> _Exercise objective_
Could you pick up the passage on CPI Holdco's floating rate senior notes after its final sentence and carry it on?

> _Text extract_
☆ ☆ ☆ ☆ ☆
Issuance of Floating Rate Senior Notes

On February 22, 2005, CPI Holdco, Inc. (the “Company”) issued $80.0 million of Floating Rate Senior Notes due 2015 (the “Notes”). The Notes require interest payments at an annual interest rate of LIBOR plus 5.75%, payable semiannually. The Company may, at its option, elect to pay interest through the issuance of additional Notes for any interest payment date on or after August 1, 2006 and on or before February 1, 2010. If the Company elects to pay interest through the issuance of additional Notes, the annual interest rate on the Notes will increase by an additional 1% step-up, with the step-up increasing by an additional 1% for each interest payment made through the issuance of additional Notes (up to a maximum of 4%). The Company intends to use the net proceeds of the offering of the Notes to make payments to its stockholders and optionholders and/or to fund repurchases of its equity interests.
☆ ☆ ☆ ☆ ☆
Element and region data

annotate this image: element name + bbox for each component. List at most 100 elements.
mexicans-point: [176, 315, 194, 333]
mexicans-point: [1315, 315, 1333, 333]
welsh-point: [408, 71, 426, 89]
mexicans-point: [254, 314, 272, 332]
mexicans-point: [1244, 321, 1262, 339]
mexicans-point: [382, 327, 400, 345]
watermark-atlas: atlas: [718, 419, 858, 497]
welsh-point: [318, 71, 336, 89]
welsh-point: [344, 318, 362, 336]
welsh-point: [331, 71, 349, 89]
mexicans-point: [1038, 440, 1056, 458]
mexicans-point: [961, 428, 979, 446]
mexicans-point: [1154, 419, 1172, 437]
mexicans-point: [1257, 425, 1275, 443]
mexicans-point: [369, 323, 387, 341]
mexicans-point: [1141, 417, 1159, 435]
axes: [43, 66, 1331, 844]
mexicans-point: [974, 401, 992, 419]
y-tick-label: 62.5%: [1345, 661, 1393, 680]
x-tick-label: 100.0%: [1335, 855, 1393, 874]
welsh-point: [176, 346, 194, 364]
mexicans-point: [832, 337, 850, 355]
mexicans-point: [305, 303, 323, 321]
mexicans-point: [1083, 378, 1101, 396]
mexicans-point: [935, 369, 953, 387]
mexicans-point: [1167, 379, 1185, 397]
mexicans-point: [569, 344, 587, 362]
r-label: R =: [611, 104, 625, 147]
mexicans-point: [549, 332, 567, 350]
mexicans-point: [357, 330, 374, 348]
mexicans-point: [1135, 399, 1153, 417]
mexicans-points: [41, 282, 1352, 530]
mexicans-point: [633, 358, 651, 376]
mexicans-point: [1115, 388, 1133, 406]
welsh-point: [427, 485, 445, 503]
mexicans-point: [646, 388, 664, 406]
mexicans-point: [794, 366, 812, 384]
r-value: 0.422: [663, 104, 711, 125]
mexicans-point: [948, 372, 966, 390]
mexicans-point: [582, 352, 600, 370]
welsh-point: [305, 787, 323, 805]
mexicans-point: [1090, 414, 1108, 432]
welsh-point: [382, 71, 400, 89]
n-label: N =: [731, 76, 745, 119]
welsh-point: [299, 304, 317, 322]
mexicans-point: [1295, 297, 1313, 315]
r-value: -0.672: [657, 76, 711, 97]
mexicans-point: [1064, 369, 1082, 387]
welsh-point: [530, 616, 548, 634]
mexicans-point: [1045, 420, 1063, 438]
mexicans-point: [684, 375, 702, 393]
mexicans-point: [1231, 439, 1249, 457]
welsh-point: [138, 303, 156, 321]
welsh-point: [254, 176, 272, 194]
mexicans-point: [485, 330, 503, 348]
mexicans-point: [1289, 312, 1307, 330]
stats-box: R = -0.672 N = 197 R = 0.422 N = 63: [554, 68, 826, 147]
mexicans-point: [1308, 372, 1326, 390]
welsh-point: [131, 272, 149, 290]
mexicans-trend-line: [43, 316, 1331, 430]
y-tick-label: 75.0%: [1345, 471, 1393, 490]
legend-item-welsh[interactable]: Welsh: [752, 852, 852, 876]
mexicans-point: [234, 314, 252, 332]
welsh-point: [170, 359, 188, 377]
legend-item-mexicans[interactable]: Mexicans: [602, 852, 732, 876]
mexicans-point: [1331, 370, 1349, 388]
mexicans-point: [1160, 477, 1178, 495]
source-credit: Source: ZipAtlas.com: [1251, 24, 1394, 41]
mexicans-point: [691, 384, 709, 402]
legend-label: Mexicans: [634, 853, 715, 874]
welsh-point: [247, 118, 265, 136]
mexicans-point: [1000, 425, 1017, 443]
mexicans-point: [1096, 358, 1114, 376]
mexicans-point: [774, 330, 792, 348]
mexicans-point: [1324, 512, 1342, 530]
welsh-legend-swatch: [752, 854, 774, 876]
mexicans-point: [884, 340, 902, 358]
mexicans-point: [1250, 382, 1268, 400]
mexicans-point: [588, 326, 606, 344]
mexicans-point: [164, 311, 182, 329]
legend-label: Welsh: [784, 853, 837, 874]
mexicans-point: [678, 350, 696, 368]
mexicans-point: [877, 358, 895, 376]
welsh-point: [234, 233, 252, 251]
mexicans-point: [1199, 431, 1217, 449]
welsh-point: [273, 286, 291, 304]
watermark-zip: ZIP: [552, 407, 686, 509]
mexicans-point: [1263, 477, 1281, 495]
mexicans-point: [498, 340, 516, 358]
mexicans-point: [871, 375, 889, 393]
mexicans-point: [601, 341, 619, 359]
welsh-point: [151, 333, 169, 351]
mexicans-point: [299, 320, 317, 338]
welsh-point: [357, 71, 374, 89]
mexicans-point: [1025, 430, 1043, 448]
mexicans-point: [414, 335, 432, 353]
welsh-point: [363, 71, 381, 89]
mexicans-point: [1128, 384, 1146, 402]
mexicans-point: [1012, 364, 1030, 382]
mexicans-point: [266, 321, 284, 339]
☆ ☆ ☆ ☆ ☆
> _Exercise response_
In connection with the issuance of the Notes, the Company entered into an Indenture (the “Indenture”) governing the Notes, dated as of February 22, 2005, by and between the Company, as issuer, and The Bank of New York Trust Company, N.A., as trustee, and a Registration Rights Agreement (the “Registration Rights Agreement”), dated as of February 22, 2005, by and among the Company, on the one hand, and UBS Securities LLC, Wachovia Capital Markets, LLC and Bear, Stearns & Co. Inc., on the other hand. The Indenture and the Registration Rights Agreement are filed herewith as Exhibits 10.2 and 10.3, respectively, and are incorporated herein by this reference. The Company’s press release, dated February 22, 2005, relating to the closing of the offering of the Notes, is filed herewith as Exhibit 99.1 and is incorporated herein by this reference.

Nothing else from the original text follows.